**Required task:** Write out the listing below without alteration, omitting its pictures.

---------- Material shown ----------

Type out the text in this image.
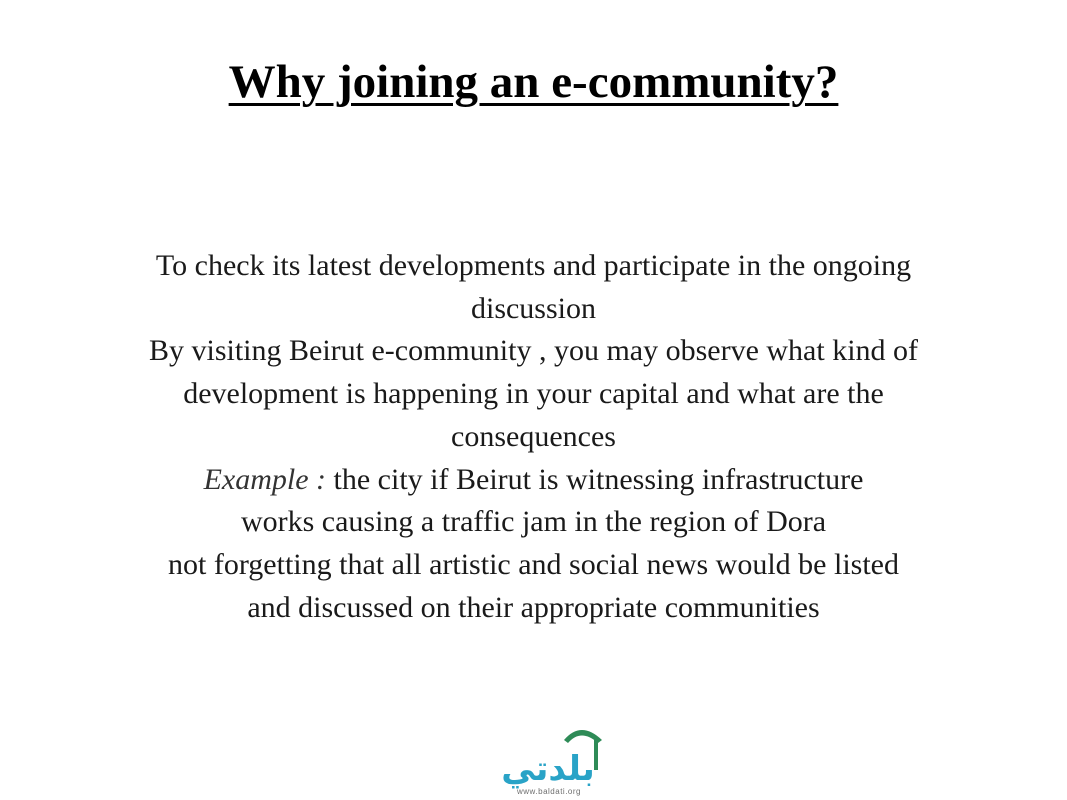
Why joining an e-community?
To check its latest developments and participate in the ongoing
discussion
By visiting Beirut e-community , you may observe what kind of
development is happening in your capital and what are the
consequences
Example : the city if Beirut is witnessing infrastructure
works causing a traffic jam in the region of Dora
not forgetting that all artistic and social news would be listed
and discussed on their appropriate communities
بلدتي
www.baldati.org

----------

**Exercise solution:**
Type out the text in this image.
Why joining an e-community?
To check its latest developments and participate in the ongoing
discussion
By visiting Beirut e-community , you may observe what kind of
development is happening in your capital and what are the
consequences
Example : the city if Beirut is witnessing infrastructure
works causing a traffic jam in the region of Dora
not forgetting that all artistic and social news would be listed
and discussed on their appropriate communities
بلدتي
www.baldati.org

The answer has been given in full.